▶ WHAT YOU HAVE TO DO:
Write out every entry exactly as it stands.

▶ DATA LINES:
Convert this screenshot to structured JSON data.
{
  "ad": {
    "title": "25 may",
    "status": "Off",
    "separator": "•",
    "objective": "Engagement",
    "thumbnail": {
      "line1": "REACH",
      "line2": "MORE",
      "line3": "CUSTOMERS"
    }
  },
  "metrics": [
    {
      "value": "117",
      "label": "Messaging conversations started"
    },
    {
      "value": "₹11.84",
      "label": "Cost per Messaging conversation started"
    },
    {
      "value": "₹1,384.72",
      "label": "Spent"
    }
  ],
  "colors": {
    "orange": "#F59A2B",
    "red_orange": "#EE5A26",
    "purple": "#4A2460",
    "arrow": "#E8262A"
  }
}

▶ ANSWER TO THE TASK:
Convert this screenshot to structured JSON data.
{
  "ad": {
    "title": "25 may",
    "status": "Off",
    "separator": "•",
    "objective": "Engagement",
    "thumbnail": {
      "line1": "REACH",
      "line2": "MORE",
      "line3": "CUSTOMERS"
    }
  },
  "metrics": [
    {
      "value": "117",
      "label": "Messaging conversations started"
    },
    {
      "value": "₹11.84",
      "label": "Cost per Messaging conversation started"
    },
    {
      "value": "₹1,384.72",
      "label": "Spent"
    }
  ],
  "colors": {
    "orange": "#F59A2B",
    "red_orange": "#EE5A26",
    "purple": "#4A2460",
    "arrow": "#E8262A"
  }
}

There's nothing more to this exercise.